[Material shown start]

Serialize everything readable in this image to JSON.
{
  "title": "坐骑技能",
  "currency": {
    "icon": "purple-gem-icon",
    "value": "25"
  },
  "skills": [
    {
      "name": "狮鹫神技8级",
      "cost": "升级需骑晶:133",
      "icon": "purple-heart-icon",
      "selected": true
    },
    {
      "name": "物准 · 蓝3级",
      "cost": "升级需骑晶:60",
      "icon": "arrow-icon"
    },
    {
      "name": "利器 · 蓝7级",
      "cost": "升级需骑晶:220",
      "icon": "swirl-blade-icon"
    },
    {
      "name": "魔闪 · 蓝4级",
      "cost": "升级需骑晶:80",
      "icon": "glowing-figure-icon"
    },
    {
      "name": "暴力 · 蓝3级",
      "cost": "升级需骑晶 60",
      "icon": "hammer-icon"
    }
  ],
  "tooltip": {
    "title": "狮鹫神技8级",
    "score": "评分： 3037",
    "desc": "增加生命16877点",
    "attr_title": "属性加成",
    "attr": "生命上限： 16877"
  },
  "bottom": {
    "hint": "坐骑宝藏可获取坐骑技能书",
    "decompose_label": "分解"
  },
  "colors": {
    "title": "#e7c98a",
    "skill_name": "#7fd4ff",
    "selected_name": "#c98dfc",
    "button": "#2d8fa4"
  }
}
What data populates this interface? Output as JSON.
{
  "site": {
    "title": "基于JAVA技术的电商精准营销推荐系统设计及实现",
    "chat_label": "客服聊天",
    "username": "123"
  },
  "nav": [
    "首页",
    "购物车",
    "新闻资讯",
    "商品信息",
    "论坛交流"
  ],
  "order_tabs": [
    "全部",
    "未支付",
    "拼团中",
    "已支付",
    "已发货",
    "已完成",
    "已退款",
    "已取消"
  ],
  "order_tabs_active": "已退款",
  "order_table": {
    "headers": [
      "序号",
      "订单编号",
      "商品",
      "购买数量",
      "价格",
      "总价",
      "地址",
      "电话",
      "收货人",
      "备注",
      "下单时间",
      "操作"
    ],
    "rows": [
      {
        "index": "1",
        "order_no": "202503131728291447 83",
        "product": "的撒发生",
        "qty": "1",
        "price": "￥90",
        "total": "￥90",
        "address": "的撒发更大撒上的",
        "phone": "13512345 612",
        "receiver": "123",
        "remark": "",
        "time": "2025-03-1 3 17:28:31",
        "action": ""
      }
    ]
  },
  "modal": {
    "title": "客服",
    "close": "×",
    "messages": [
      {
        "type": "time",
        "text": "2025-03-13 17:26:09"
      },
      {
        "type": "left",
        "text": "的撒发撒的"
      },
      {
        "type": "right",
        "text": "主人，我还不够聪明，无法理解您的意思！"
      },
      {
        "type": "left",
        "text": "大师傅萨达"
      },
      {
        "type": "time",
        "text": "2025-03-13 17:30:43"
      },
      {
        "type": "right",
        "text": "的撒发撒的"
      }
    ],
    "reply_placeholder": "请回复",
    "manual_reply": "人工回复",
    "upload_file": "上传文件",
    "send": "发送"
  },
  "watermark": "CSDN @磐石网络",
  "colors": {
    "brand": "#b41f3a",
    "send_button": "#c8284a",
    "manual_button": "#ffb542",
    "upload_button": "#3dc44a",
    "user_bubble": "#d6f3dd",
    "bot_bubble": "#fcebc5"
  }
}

[Material shown end]

→ Written task
Return all of the above records exactly, leaving no line out.

→ Result below
Serialize everything readable in this image to JSON.
{
  "title": "坐骑技能",
  "currency": {
    "icon": "purple-gem-icon",
    "value": "25"
  },
  "skills": [
    {
      "name": "狮鹫神技8级",
      "cost": "升级需骑晶:133",
      "icon": "purple-heart-icon",
      "selected": true
    },
    {
      "name": "物准 · 蓝3级",
      "cost": "升级需骑晶:60",
      "icon": "arrow-icon"
    },
    {
      "name": "利器 · 蓝7级",
      "cost": "升级需骑晶:220",
      "icon": "swirl-blade-icon"
    },
    {
      "name": "魔闪 · 蓝4级",
      "cost": "升级需骑晶:80",
      "icon": "glowing-figure-icon"
    },
    {
      "name": "暴力 · 蓝3级",
      "cost": "升级需骑晶 60",
      "icon": "hammer-icon"
    }
  ],
  "tooltip": {
    "title": "狮鹫神技8级",
    "score": "评分： 3037",
    "desc": "增加生命16877点",
    "attr_title": "属性加成",
    "attr": "生命上限： 16877"
  },
  "bottom": {
    "hint": "坐骑宝藏可获取坐骑技能书",
    "decompose_label": "分解"
  },
  "colors": {
    "title": "#e7c98a",
    "skill_name": "#7fd4ff",
    "selected_name": "#c98dfc",
    "button": "#2d8fa4"
  }
}
What data populates this interface? Output as JSON.
{
  "site": {
    "title": "基于JAVA技术的电商精准营销推荐系统设计及实现",
    "chat_label": "客服聊天",
    "username": "123"
  },
  "nav": [
    "首页",
    "购物车",
    "新闻资讯",
    "商品信息",
    "论坛交流"
  ],
  "order_tabs": [
    "全部",
    "未支付",
    "拼团中",
    "已支付",
    "已发货",
    "已完成",
    "已退款",
    "已取消"
  ],
  "order_tabs_active": "已退款",
  "order_table": {
    "headers": [
      "序号",
      "订单编号",
      "商品",
      "购买数量",
      "价格",
      "总价",
      "地址",
      "电话",
      "收货人",
      "备注",
      "下单时间",
      "操作"
    ],
    "rows": [
      {
        "index": "1",
        "order_no": "202503131728291447 83",
        "product": "的撒发生",
        "qty": "1",
        "price": "￥90",
        "total": "￥90",
        "address": "的撒发更大撒上的",
        "phone": "13512345 612",
        "receiver": "123",
        "remark": "",
        "time": "2025-03-1 3 17:28:31",
        "action": ""
      }
    ]
  },
  "modal": {
    "title": "客服",
    "close": "×",
    "messages": [
      {
        "type": "time",
        "text": "2025-03-13 17:26:09"
      },
      {
        "type": "left",
        "text": "的撒发撒的"
      },
      {
        "type": "right",
        "text": "主人，我还不够聪明，无法理解您的意思！"
      },
      {
        "type": "left",
        "text": "大师傅萨达"
      },
      {
        "type": "time",
        "text": "2025-03-13 17:30:43"
      },
      {
        "type": "right",
        "text": "的撒发撒的"
      }
    ],
    "reply_placeholder": "请回复",
    "manual_reply": "人工回复",
    "upload_file": "上传文件",
    "send": "发送"
  },
  "watermark": "CSDN @磐石网络",
  "colors": {
    "brand": "#b41f3a",
    "send_button": "#c8284a",
    "manual_button": "#ffb542",
    "upload_button": "#3dc44a",
    "user_bubble": "#d6f3dd",
    "bot_bubble": "#fcebc5"
  }
}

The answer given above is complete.